■ **EXERCISE PROMPT**: Copy every one of the following records word for word, keeping each line the same.
--- begin STORED DATA ---
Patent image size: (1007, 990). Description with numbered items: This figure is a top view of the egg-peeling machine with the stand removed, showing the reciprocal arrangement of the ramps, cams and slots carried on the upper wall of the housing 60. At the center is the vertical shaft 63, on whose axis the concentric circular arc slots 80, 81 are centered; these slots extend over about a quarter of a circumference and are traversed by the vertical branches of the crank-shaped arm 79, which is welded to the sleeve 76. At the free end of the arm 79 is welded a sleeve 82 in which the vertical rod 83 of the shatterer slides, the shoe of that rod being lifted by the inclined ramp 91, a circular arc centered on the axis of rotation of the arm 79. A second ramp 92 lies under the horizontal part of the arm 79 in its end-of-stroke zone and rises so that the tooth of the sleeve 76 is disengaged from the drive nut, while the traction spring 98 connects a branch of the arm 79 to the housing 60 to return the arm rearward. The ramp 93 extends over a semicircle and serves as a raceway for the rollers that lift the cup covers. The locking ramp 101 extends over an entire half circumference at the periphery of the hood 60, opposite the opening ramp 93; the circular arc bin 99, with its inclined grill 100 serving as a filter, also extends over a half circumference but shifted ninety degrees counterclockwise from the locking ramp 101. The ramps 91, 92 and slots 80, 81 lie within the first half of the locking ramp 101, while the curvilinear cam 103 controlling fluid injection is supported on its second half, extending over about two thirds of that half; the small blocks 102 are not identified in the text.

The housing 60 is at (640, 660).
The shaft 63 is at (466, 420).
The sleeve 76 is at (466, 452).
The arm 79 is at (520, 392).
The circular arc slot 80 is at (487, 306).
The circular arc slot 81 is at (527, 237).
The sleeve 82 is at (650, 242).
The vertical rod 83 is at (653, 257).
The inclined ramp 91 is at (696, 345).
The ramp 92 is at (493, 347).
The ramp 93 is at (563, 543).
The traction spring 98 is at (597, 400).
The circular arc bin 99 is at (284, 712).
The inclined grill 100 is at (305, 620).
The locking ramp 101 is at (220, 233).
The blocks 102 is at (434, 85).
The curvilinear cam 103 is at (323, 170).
--- end STORED DATA ---
■ **TASK RESULT**:
Patent image size: (1007, 990). Description with numbered items: This figure is a top view of the egg-peeling machine with the stand removed, showing the reciprocal arrangement of the ramps, cams and slots carried on the upper wall of the housing 60. At the center is the vertical shaft 63, on whose axis the concentric circular arc slots 80, 81 are centered; these slots extend over about a quarter of a circumference and are traversed by the vertical branches of the crank-shaped arm 79, which is welded to the sleeve 76. At the free end of the arm 79 is welded a sleeve 82 in which the vertical rod 83 of the shatterer slides, the shoe of that rod being lifted by the inclined ramp 91, a circular arc centered on the axis of rotation of the arm 79. A second ramp 92 lies under the horizontal part of the arm 79 in its end-of-stroke zone and rises so that the tooth of the sleeve 76 is disengaged from the drive nut, while the traction spring 98 connects a branch of the arm 79 to the housing 60 to return the arm rearward. The ramp 93 extends over a semicircle and serves as a raceway for the rollers that lift the cup covers. The locking ramp 101 extends over an entire half circumference at the periphery of the hood 60, opposite the opening ramp 93; the circular arc bin 99, with its inclined grill 100 serving as a filter, also extends over a half circumference but shifted ninety degrees counterclockwise from the locking ramp 101. The ramps 91, 92 and slots 80, 81 lie within the first half of the locking ramp 101, while the curvilinear cam 103 controlling fluid injection is supported on its second half, extending over about two thirds of that half; the small blocks 102 are not identified in the text.

The housing 60 is at (640, 660).
The shaft 63 is at (466, 420).
The sleeve 76 is at (466, 452).
The arm 79 is at (520, 392).
The circular arc slot 80 is at (487, 306).
The circular arc slot 81 is at (527, 237).
The sleeve 82 is at (650, 242).
The vertical rod 83 is at (653, 257).
The inclined ramp 91 is at (696, 345).
The ramp 92 is at (493, 347).
The ramp 93 is at (563, 543).
The traction spring 98 is at (597, 400).
The circular arc bin 99 is at (284, 712).
The inclined grill 100 is at (305, 620).
The locking ramp 101 is at (220, 233).
The blocks 102 is at (434, 85).
The curvilinear cam 103 is at (323, 170).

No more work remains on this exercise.